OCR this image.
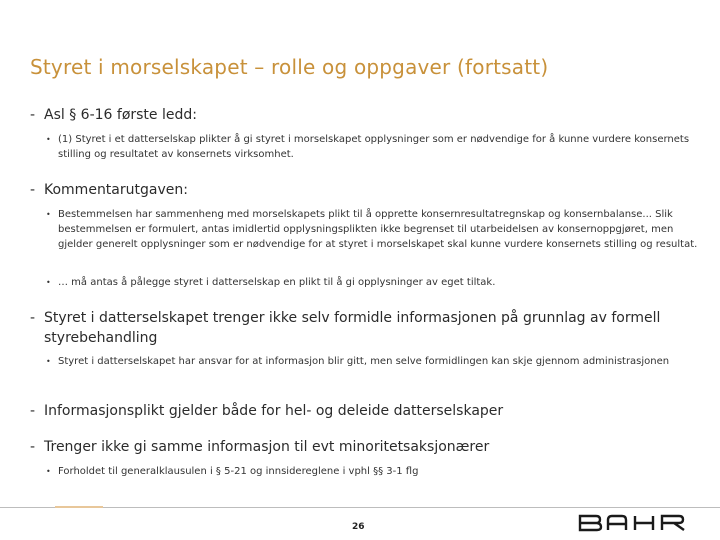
Styret i morselskapet – rolle og oppgaver (fortsatt)
- Asl § 6-16 første ledd:
• (1) Styret i et datterselskap plikter å gi styret i morselskapet opplysninger som er nødvendige for å kunne vurdere konsernets stilling og resultatet av konsernets virksomhet.
- Kommentarutgaven:
• Bestemmelsen har sammenheng med morselskapets plikt til å opprette konsernresultatregnskap og konsernbalanse... Slik bestemmelsen er formulert, antas imidlertid opplysningsplikten ikke begrenset til utarbeidelsen av konsernoppgjøret, men gjelder generelt opplysninger som er nødvendige for at styret i morselskapet skal kunne vurdere konsernets stilling og resultat.
• … må antas å pålegge styret i datterselskap en plikt til å gi opplysninger av eget tiltak.
- Styret i datterselskapet trenger ikke selv formidle informasjonen på grunnlag av formell styrebehandling
• Styret i datterselskapet har ansvar for at informasjon blir gitt, men selve formidlingen kan skje gjennom administrasjonen
- Informasjonsplikt gjelder både for hel- og deleide datterselskaper
- Trenger ikke gi samme informasjon til evt minoritetsaksjonærer
• Forholdet til generalklausulen i § 5-21 og innsidereglene i vphl §§ 3-1 flg
26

- - -

● DIRECTIONS FOR THIS TASK
List every line above containing the word "stilling".

● RESULT OF THE EXERCISE
• (1) Styret i et datterselskap plikter å gi styret i morselskapet opplysninger som er nødvendige for å kunne vurdere konsernets stilling og resultatet av konsernets virksomhet.
• Bestemmelsen har sammenheng med morselskapets plikt til å opprette konsernresultatregnskap og konsernbalanse... Slik bestemmelsen er formulert, antas imidlertid opplysningsplikten ikke begrenset til utarbeidelsen av konsernoppgjøret, men gjelder generelt opplysninger som er nødvendige for at styret i morselskapet skal kunne vurdere konsernets stilling og resultat.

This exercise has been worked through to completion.